- STATED PROBLEM
Present each line of the entries below that holds the word "Based".

- RAW DATA
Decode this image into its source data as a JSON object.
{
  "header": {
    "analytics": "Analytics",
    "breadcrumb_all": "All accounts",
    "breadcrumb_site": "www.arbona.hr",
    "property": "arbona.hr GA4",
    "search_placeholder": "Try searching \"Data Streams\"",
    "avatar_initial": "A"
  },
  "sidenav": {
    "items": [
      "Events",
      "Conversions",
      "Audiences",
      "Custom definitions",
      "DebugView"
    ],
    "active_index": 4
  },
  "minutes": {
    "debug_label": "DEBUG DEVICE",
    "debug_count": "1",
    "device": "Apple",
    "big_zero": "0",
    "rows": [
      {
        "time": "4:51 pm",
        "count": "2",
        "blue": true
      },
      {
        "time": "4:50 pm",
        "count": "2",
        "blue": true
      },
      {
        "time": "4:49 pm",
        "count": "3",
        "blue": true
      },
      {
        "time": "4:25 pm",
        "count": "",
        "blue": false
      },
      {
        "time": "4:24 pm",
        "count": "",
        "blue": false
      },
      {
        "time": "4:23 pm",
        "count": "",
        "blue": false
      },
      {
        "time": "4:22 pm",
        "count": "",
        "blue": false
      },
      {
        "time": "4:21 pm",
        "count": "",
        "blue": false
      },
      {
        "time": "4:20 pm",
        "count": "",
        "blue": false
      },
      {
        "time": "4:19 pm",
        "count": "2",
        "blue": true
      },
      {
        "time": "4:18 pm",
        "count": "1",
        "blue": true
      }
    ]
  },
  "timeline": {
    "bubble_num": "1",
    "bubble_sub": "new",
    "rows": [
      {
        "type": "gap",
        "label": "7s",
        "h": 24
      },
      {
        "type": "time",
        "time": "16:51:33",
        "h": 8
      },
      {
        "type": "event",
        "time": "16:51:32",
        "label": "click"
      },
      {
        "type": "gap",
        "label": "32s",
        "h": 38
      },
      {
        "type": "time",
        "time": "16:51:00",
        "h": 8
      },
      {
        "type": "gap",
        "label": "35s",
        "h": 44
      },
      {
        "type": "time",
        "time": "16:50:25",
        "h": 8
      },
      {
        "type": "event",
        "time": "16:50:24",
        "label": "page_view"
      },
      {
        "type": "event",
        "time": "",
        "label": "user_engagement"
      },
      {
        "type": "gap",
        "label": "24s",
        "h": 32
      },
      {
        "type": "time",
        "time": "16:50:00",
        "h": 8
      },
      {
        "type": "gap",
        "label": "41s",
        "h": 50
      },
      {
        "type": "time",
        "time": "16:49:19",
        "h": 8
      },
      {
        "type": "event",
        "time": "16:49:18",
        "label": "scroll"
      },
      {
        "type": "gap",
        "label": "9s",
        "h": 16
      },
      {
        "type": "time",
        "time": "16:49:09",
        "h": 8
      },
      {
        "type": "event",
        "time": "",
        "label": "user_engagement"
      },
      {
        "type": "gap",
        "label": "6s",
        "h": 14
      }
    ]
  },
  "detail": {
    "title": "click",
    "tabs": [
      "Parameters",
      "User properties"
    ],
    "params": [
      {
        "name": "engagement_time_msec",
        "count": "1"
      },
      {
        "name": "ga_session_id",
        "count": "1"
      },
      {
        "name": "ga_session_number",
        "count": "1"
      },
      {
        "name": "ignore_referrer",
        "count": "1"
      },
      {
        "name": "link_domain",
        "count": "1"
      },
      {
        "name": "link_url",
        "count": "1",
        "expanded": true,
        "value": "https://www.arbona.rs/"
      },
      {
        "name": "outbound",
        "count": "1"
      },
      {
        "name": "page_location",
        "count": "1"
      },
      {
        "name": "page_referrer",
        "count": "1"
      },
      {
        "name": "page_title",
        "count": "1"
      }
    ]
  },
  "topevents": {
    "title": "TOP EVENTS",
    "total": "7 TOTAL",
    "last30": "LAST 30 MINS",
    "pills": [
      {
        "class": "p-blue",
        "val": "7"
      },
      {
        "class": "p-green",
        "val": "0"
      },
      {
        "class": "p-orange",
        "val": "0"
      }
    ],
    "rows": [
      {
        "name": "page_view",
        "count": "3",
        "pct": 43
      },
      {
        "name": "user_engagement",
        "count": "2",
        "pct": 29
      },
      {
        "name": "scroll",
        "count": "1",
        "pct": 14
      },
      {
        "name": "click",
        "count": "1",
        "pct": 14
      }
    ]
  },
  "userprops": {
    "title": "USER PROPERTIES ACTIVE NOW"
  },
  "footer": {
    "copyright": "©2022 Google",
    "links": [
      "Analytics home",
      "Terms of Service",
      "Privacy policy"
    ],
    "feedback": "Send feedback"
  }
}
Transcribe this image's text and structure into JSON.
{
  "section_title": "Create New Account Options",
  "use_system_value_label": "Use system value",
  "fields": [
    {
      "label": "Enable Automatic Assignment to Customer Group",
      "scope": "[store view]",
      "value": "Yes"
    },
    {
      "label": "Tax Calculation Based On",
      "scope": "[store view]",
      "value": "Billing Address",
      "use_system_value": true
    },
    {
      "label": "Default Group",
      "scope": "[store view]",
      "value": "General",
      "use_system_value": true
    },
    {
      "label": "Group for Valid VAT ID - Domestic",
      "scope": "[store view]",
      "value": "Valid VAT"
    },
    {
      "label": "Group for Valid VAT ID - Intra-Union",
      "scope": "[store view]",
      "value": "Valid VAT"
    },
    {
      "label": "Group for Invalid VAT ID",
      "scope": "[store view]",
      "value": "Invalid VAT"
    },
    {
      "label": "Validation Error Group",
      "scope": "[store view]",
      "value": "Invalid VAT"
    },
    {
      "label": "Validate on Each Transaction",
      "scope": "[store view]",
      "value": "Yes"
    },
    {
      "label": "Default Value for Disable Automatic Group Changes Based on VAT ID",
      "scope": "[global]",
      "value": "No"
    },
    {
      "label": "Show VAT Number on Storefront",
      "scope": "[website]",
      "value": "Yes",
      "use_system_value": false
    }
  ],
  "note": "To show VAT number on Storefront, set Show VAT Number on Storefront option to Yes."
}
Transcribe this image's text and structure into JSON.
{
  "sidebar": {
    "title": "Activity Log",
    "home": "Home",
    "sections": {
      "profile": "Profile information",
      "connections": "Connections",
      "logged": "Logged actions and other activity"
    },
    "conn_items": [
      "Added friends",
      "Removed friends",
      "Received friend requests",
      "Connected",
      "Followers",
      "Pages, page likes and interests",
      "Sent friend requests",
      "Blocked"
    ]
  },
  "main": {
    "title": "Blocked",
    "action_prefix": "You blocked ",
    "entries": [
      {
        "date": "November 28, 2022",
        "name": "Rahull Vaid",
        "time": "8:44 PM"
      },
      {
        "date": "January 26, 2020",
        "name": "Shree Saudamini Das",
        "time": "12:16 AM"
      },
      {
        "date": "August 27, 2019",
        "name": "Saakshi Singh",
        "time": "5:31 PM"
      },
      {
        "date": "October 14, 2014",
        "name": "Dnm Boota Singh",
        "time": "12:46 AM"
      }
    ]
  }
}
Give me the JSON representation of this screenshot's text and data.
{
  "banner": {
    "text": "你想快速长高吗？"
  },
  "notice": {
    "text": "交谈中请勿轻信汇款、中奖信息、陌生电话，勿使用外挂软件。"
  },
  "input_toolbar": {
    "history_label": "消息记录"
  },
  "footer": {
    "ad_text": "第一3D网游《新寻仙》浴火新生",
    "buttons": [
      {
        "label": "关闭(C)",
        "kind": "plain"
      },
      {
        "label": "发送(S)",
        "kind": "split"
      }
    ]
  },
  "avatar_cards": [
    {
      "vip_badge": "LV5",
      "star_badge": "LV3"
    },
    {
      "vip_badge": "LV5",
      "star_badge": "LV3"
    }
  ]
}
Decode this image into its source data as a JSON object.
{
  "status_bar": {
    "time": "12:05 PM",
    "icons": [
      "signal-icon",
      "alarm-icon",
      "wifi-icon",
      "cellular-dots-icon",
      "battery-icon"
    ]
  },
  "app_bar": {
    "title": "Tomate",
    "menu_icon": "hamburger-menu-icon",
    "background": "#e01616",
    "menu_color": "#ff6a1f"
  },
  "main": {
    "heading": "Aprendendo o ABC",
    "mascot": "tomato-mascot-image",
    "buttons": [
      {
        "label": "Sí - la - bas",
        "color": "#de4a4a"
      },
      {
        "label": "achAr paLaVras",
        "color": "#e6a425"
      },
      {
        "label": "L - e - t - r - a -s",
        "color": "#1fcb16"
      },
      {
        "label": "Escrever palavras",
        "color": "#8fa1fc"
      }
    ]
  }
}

- SOLUTION FOR THIS PROBLEM
      "label": "Tax Calculation Based On",
      "label": "Default Value for Disable Automatic Group Changes Based on VAT ID",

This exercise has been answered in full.